> What to work on
Give only the number of lines below that contain the word "name".

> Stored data
▼

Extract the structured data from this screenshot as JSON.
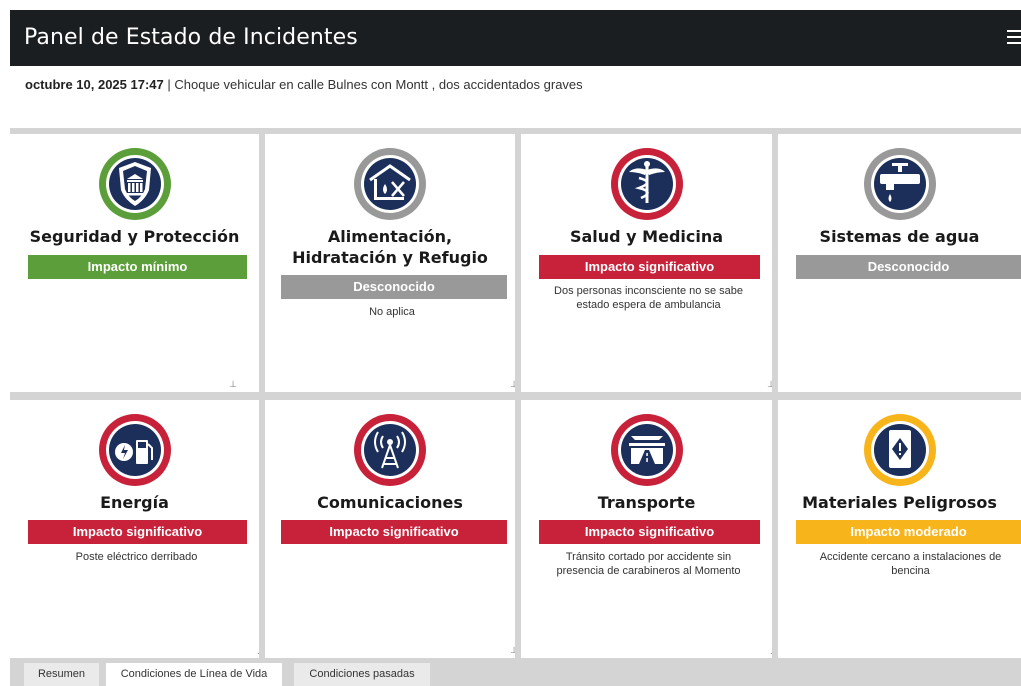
{
  "header": {
    "title": "Panel de Estado de Incidentes"
  },
  "incident": {
    "datetime": "octubre 10, 2025 17:47",
    "separator": " | ",
    "description": "Choque vehicular en calle Bulnes con Montt , dos accidentados graves"
  },
  "colors": {
    "green": "#5c9e3a",
    "red": "#c8223a",
    "gray": "#999999",
    "yellow": "#f8b51b",
    "navy": "#1b2f5a"
  },
  "cards": [
    {
      "name": "Seguridad y Protección",
      "status": "Impacto mínimo",
      "status_color": "green",
      "note": "",
      "icon": "police-badge-icon"
    },
    {
      "name": "Alimentación, Hidratación y Refugio",
      "status": "Desconocido",
      "status_color": "gray",
      "note": "No aplica",
      "icon": "shelter-food-icon"
    },
    {
      "name": "Salud y Medicina",
      "status": "Impacto significativo",
      "status_color": "red",
      "note": "Dos personas inconsciente no se sabe estado espera de ambulancia",
      "icon": "caduceus-icon"
    },
    {
      "name": "Sistemas de agua",
      "status": "Desconocido",
      "status_color": "gray",
      "note": "",
      "icon": "water-faucet-icon"
    },
    {
      "name": "Energía",
      "status": "Impacto significativo",
      "status_color": "red",
      "note": "Poste eléctrico derribado",
      "icon": "energy-fuel-icon"
    },
    {
      "name": "Comunicaciones",
      "status": "Impacto significativo",
      "status_color": "red",
      "note": "",
      "icon": "radio-tower-icon"
    },
    {
      "name": "Transporte",
      "status": "Impacto significativo",
      "status_color": "red",
      "note": "Tránsito cortado por accidente sin presencia de carabineros al Momento",
      "icon": "transport-icon"
    },
    {
      "name": "Materiales Peligrosos",
      "status": "Impacto moderado",
      "status_color": "yellow",
      "note": "Accidente cercano a instalaciones de bencina",
      "icon": "hazmat-barrel-icon"
    }
  ],
  "tabs": [
    {
      "label": "Resumen",
      "active": false
    },
    {
      "label": "Condiciones de Línea de Vida",
      "active": true
    },
    {
      "label": "Condiciones pasadas",
      "active": false
    }
  ]
}
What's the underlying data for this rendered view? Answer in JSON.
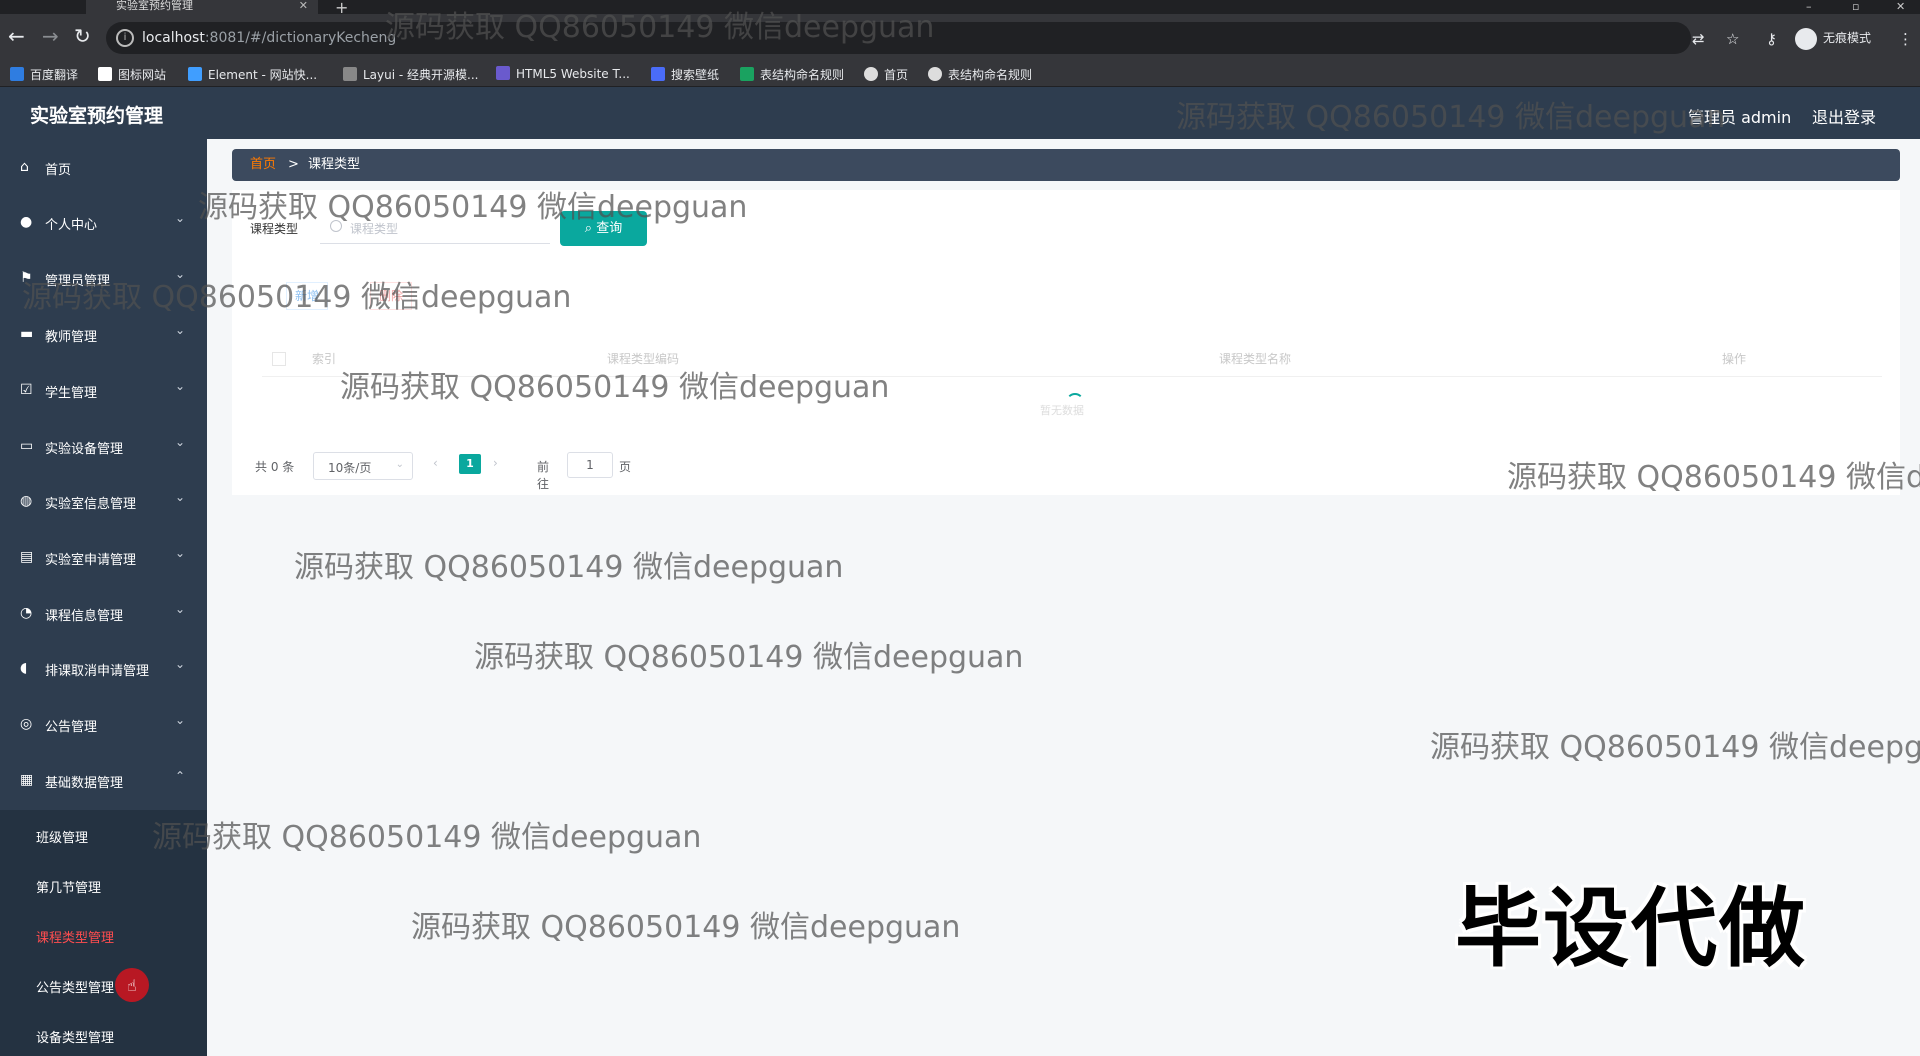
{
  "browser": {
    "tab_title": "实验室预约管理",
    "url_host": "localhost",
    "url_rest": ":8081/#/dictionaryKecheng",
    "profile_label": "无痕模式",
    "bookmarks": [
      "百度翻译",
      "图标网站",
      "Element - 网站快...",
      "Layui - 经典开源模...",
      "HTML5 Website T...",
      "搜索壁纸",
      "表结构命名规则",
      "首页",
      "表结构命名规则"
    ]
  },
  "header": {
    "title": "实验室预约管理",
    "user": "管理员 admin",
    "logout": "退出登录"
  },
  "sidebar": {
    "items": [
      {
        "label": "首页"
      },
      {
        "label": "个人中心"
      },
      {
        "label": "管理员管理"
      },
      {
        "label": "教师管理"
      },
      {
        "label": "学生管理"
      },
      {
        "label": "实验设备管理"
      },
      {
        "label": "实验室信息管理"
      },
      {
        "label": "实验室申请管理"
      },
      {
        "label": "课程信息管理"
      },
      {
        "label": "排课取消申请管理"
      },
      {
        "label": "公告管理"
      },
      {
        "label": "基础数据管理"
      }
    ],
    "subitems": [
      {
        "label": "班级管理"
      },
      {
        "label": "第几节管理"
      },
      {
        "label": "课程类型管理"
      },
      {
        "label": "公告类型管理"
      },
      {
        "label": "设备类型管理"
      }
    ]
  },
  "breadcrumb": {
    "home": "首页",
    "separator": ">",
    "current": "课程类型"
  },
  "search": {
    "label": "课程类型",
    "placeholder": "课程类型",
    "button": "查询"
  },
  "actions": {
    "add": "新增",
    "delete": "删除"
  },
  "table": {
    "columns": [
      "索引",
      "课程类型编码",
      "课程类型名称",
      "操作"
    ],
    "empty_text": "暂无数据"
  },
  "pagination": {
    "total": "共 0 条",
    "page_size": "10条/页",
    "current_page": "1",
    "goto_label": "前往",
    "goto_value": "1",
    "page_unit": "页"
  },
  "watermark": {
    "text": "源码获取 QQ86050149 微信deepguan",
    "stamp": "毕设代做"
  }
}
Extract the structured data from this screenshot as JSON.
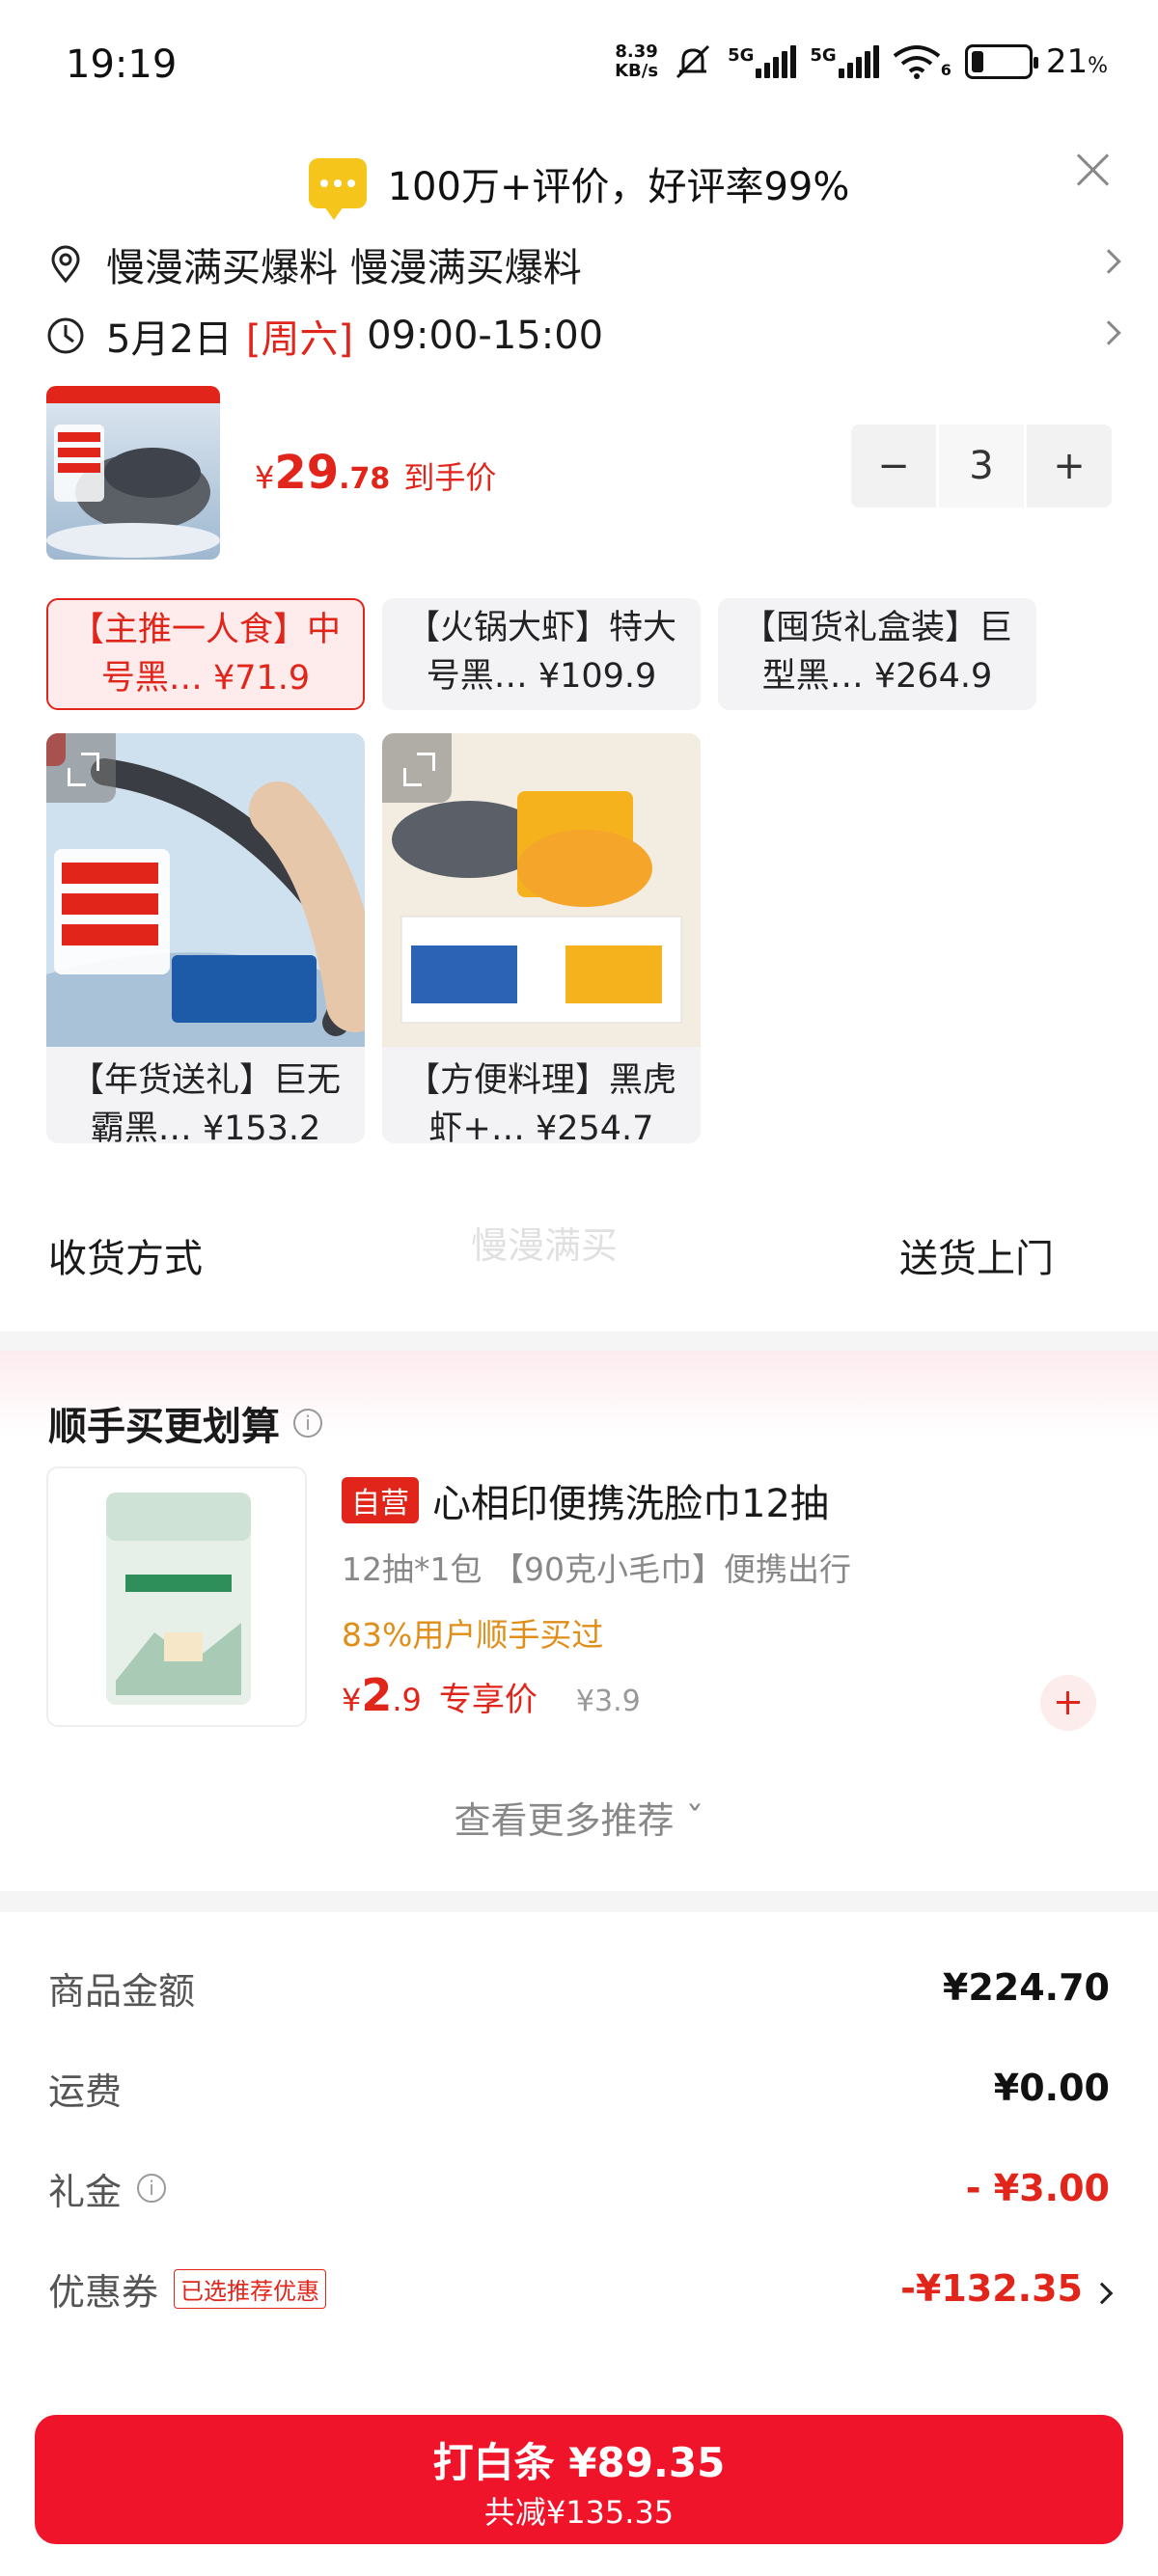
{
  "status_bar": {
    "time": "19:19",
    "net_speed_value": "8.39",
    "net_speed_unit": "KB/s",
    "sig1_label": "5G",
    "sig2_label": "5G",
    "wifi_label": "6",
    "battery_percent": 21,
    "battery_text": "21",
    "battery_unit": "%"
  },
  "banner": {
    "rating_text": "100万+评价，好评率99%"
  },
  "address": {
    "text": "慢漫满买爆料  慢漫满买爆料"
  },
  "delivery_time": {
    "date": "5月2日",
    "weekday": "[周六]",
    "range": "09:00-15:00"
  },
  "product": {
    "price_symbol": "¥",
    "price_int": "29",
    "price_dec": ".78",
    "price_tag": "到手价",
    "qty": "3",
    "minus": "−",
    "plus": "+"
  },
  "variants": {
    "v1_line1": "【主推一人食】中",
    "v1_line2": "号黑… ¥71.9",
    "v2_line1": "【火锅大虾】特大",
    "v2_line2": "号黑… ¥109.9",
    "v3_line1": "【囤货礼盒装】巨",
    "v3_line2": "型黑… ¥264.9",
    "v4_line1": "【年货送礼】巨无",
    "v4_line2": "霸黑… ¥153.2",
    "v5_line1": "【方便料理】黑虎",
    "v5_line2": "虾+… ¥254.7"
  },
  "delivery": {
    "label": "收货方式",
    "value": "送货上门",
    "watermark": "慢漫满买"
  },
  "recommend": {
    "title": "顺手买更划算",
    "badge": "自营",
    "name": "心相印便携洗脸巾12抽",
    "spec": "12抽*1包 【90克小毛巾】便携出行",
    "bought": "83%用户顺手买过",
    "price_symbol": "¥",
    "price_int": "2",
    "price_dec": ".9",
    "price_label": "专享价",
    "orig_price": "¥3.9",
    "see_more": "查看更多推荐 ˇ"
  },
  "summary": {
    "goods_label": "商品金额",
    "goods_value": "¥224.70",
    "shipping_label": "运费",
    "shipping_value": "¥0.00",
    "gift_label": "礼金",
    "gift_value": "- ¥3.00",
    "coupon_label": "优惠券",
    "coupon_tag": "已选推荐优惠",
    "coupon_value": "-¥132.35"
  },
  "pay": {
    "main": "打白条 ¥89.35",
    "sub": "共减¥135.35"
  },
  "colors": {
    "accent": "#e1251b",
    "button": "#f0142a",
    "orange": "#e08e1a"
  }
}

▲

> Written reply
9